— STATED PROBLEM —
Reproduce the material below with "Patent image size" replaced by "Figure dimensions" throughout, leaving everything else unchanged. Omit the pictures from your answer.

__________

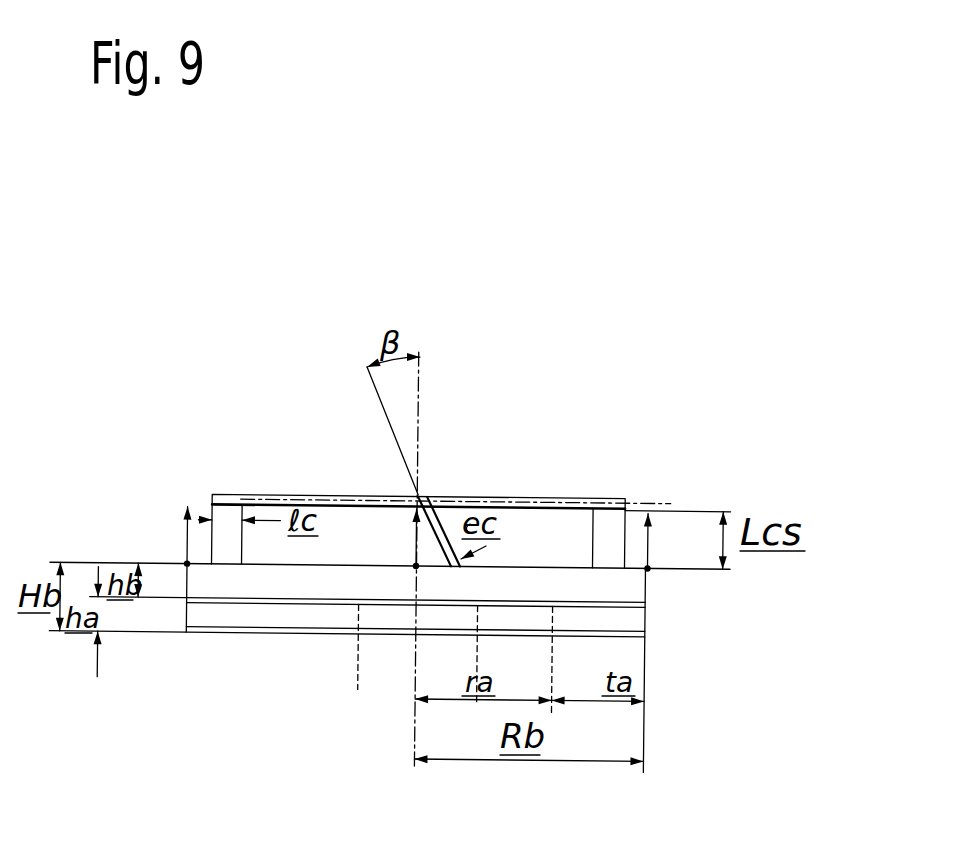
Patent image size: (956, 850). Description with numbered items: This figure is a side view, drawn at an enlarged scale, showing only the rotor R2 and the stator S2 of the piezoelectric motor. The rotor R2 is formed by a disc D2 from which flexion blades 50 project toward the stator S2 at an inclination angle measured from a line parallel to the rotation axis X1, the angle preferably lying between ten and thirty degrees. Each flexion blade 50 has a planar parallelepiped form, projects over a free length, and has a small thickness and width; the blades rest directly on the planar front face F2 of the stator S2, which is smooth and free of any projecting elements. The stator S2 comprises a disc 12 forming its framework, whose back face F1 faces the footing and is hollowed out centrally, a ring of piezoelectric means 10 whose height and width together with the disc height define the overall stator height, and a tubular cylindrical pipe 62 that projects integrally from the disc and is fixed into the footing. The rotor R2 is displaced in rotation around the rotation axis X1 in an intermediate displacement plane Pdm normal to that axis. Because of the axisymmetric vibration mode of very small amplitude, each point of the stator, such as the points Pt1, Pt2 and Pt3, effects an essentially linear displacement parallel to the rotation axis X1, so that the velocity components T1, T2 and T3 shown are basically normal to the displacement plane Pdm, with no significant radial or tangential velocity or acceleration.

The piezoelectric means 10 is at (656, 631).
The disc 12 is at (601, 583).
The flexion blade 50 is at (450, 508).
The tubular cylindrical pipe 62 is at (389, 675).
The rotation axis X1 is at (426, 380).
The disc D2 is at (523, 500).
The rotor R2 is at (597, 378).
The intermediate displacement plane Pdm is at (658, 497).
The back face F1 is at (235, 649).
The front face F2 is at (200, 494).
The stator S2 is at (739, 601).
The velocity component T1 is at (397, 534).
The velocity component T2 is at (170, 534).
The velocity component T3 is at (672, 537).
The stator point Pt1 is at (414, 570).
The stator point Pt2 is at (190, 568).
The stator point Pt3 is at (650, 571).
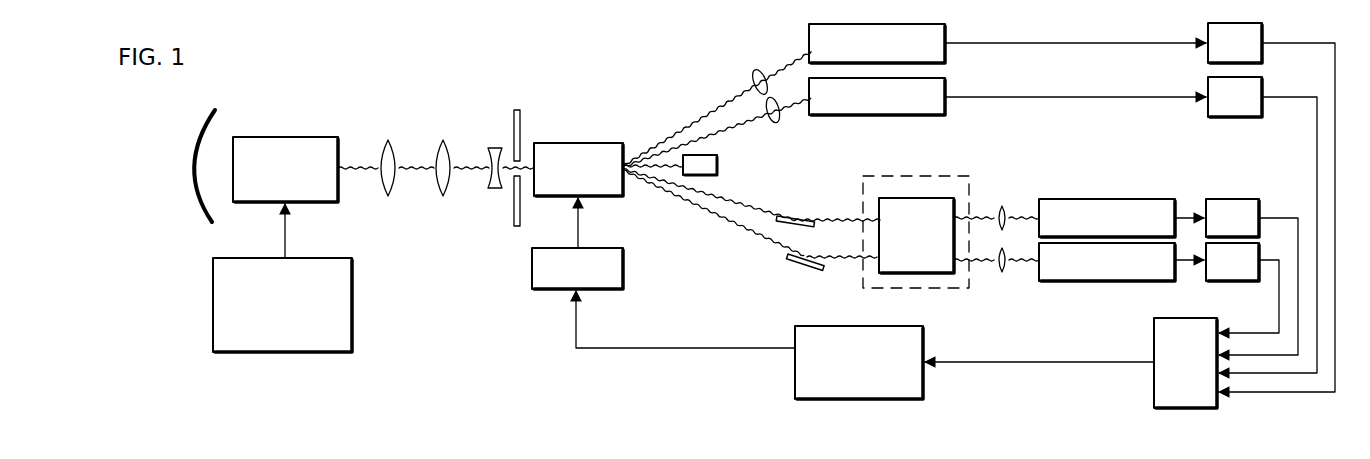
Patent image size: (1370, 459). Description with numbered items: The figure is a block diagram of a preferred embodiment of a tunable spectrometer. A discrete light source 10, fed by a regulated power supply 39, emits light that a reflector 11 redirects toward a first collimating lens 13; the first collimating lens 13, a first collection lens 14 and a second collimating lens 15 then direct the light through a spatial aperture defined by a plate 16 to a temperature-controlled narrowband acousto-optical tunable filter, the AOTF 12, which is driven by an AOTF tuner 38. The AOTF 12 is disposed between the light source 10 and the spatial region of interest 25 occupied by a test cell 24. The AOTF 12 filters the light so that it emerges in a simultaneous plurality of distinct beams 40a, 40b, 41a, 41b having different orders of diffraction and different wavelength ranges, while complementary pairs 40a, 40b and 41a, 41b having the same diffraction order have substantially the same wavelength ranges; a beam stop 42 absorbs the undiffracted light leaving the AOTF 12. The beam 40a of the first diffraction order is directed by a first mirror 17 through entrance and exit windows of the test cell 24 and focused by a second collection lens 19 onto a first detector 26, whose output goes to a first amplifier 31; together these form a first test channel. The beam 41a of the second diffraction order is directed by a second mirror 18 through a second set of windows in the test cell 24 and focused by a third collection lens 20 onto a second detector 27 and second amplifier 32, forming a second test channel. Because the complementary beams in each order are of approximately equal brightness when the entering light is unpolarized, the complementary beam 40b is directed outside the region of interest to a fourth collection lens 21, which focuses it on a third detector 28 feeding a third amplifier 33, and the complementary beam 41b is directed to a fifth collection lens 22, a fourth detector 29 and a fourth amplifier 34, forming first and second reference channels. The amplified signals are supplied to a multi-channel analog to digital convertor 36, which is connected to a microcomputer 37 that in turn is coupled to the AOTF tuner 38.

The discrete light source 10 is at (305, 137).
The reflector 11 is at (195, 143).
The temperature-controlled narrowband acousto-optical tunable filter (AOTF) 12 is at (605, 143).
The first collimating lens 13 is at (390, 141).
The first collection lens 14 is at (446, 141).
The second collimating lens 15 is at (495, 189).
The plate 16 is at (518, 110).
The first mirror 17 is at (805, 268).
The second mirror 18 is at (797, 224).
The second collection lens 19 is at (1003, 273).
The third collection lens 20 is at (1003, 206).
The fourth collection lens 21 is at (760, 70).
The fifth collection lens 22 is at (781, 125).
The test cell 24 is at (905, 198).
The spatial region of interest 25 is at (935, 176).
The first detector 26 is at (1115, 282).
The second detector 27 is at (1133, 199).
The third detector 28 is at (940, 24).
The fourth detector 29 is at (943, 78).
The first amplifier 31 is at (1259, 250).
The second amplifier 32 is at (1236, 199).
The third amplifier 33 is at (1247, 24).
The fourth amplifier 34 is at (1262, 80).
The multi-channel analog to digital convertor 36 is at (1205, 318).
The microcomputer 37 is at (923, 326).
The AOTF tuner 38 is at (623, 258).
The regulated power supply 39 is at (352, 270).
The beam 40a is at (730, 220).
The complementary beam 40b is at (725, 105).
The beam 41a is at (745, 205).
The complementary beam 41b is at (735, 112).
The beam stop 42 is at (687, 165).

__________

— SOLUTION FOR THIS PROBLEM —
Figure dimensions: (956, 850). Description with numbered items: This figure is a side view, drawn at an enlarged scale, showing only the rotor R2 and the stator S2 of the piezoelectric motor. The rotor R2 is formed by a disc D2 from which flexion blades 50 project toward the stator S2 at an inclination angle measured from a line parallel to the rotation axis X1, the angle preferably lying between ten and thirty degrees. Each flexion blade 50 has a planar parallelepiped form, projects over a free length, and has a small thickness and width; the blades rest directly on the planar front face F2 of the stator S2, which is smooth and free of any projecting elements. The stator S2 comprises a disc 12 forming its framework, whose back face F1 faces the footing and is hollowed out centrally, a ring of piezoelectric means 10 whose height and width together with the disc height define the overall stator height, and a tubular cylindrical pipe 62 that projects integrally from the disc and is fixed into the footing. The rotor R2 is displaced in rotation around the rotation axis X1 in an intermediate displacement plane Pdm normal to that axis. Because of the axisymmetric vibration mode of very small amplitude, each point of the stator, such as the points Pt1, Pt2 and Pt3, effects an essentially linear displacement parallel to the rotation axis X1, so that the velocity components T1, T2 and T3 shown are basically normal to the displacement plane Pdm, with no significant radial or tangential velocity or acceleration.

The piezoelectric means 10 is at (656, 631).
The disc 12 is at (601, 583).
The flexion blade 50 is at (450, 508).
The tubular cylindrical pipe 62 is at (389, 675).
The rotation axis X1 is at (426, 380).
The disc D2 is at (523, 500).
The rotor R2 is at (597, 378).
The intermediate displacement plane Pdm is at (658, 497).
The back face F1 is at (235, 649).
The front face F2 is at (200, 494).
The stator S2 is at (739, 601).
The velocity component T1 is at (397, 534).
The velocity component T2 is at (170, 534).
The velocity component T3 is at (672, 537).
The stator point Pt1 is at (414, 570).
The stator point Pt2 is at (190, 568).
The stator point Pt3 is at (650, 571).
Figure dimensions: (1370, 459). Description with numbered items: The figure is a block diagram of a preferred embodiment of a tunable spectrometer. A discrete light source 10, fed by a regulated power supply 39, emits light that a reflector 11 redirects toward a first collimating lens 13; the first collimating lens 13, a first collection lens 14 and a second collimating lens 15 then direct the light through a spatial aperture defined by a plate 16 to a temperature-controlled narrowband acousto-optical tunable filter, the AOTF 12, which is driven by an AOTF tuner 38. The AOTF 12 is disposed between the light source 10 and the spatial region of interest 25 occupied by a test cell 24. The AOTF 12 filters the light so that it emerges in a simultaneous plurality of distinct beams 40a, 40b, 41a, 41b having different orders of diffraction and different wavelength ranges, while complementary pairs 40a, 40b and 41a, 41b having the same diffraction order have substantially the same wavelength ranges; a beam stop 42 absorbs the undiffracted light leaving the AOTF 12. The beam 40a of the first diffraction order is directed by a first mirror 17 through entrance and exit windows of the test cell 24 and focused by a second collection lens 19 onto a first detector 26, whose output goes to a first amplifier 31; together these form a first test channel. The beam 41a of the second diffraction order is directed by a second mirror 18 through a second set of windows in the test cell 24 and focused by a third collection lens 20 onto a second detector 27 and second amplifier 32, forming a second test channel. Because the complementary beams in each order are of approximately equal brightness when the entering light is unpolarized, the complementary beam 40b is directed outside the region of interest to a fourth collection lens 21, which focuses it on a third detector 28 feeding a third amplifier 33, and the complementary beam 41b is directed to a fifth collection lens 22, a fourth detector 29 and a fourth amplifier 34, forming first and second reference channels. The amplified signals are supplied to a multi-channel analog to digital convertor 36, which is connected to a microcomputer 37 that in turn is coupled to the AOTF tuner 38.

The discrete light source 10 is at (305, 137).
The reflector 11 is at (195, 143).
The temperature-controlled narrowband acousto-optical tunable filter (AOTF) 12 is at (605, 143).
The first collimating lens 13 is at (390, 141).
The first collection lens 14 is at (446, 141).
The second collimating lens 15 is at (495, 189).
The plate 16 is at (518, 110).
The first mirror 17 is at (805, 268).
The second mirror 18 is at (797, 224).
The second collection lens 19 is at (1003, 273).
The third collection lens 20 is at (1003, 206).
The fourth collection lens 21 is at (760, 70).
The fifth collection lens 22 is at (781, 125).
The test cell 24 is at (905, 198).
The spatial region of interest 25 is at (935, 176).
The first detector 26 is at (1115, 282).
The second detector 27 is at (1133, 199).
The third detector 28 is at (940, 24).
The fourth detector 29 is at (943, 78).
The first amplifier 31 is at (1259, 250).
The second amplifier 32 is at (1236, 199).
The third amplifier 33 is at (1247, 24).
The fourth amplifier 34 is at (1262, 80).
The multi-channel analog to digital convertor 36 is at (1205, 318).
The microcomputer 37 is at (923, 326).
The AOTF tuner 38 is at (623, 258).
The regulated power supply 39 is at (352, 270).
The beam 40a is at (730, 220).
The complementary beam 40b is at (725, 105).
The beam 41a is at (745, 205).
The complementary beam 41b is at (735, 112).
The beam stop 42 is at (687, 165).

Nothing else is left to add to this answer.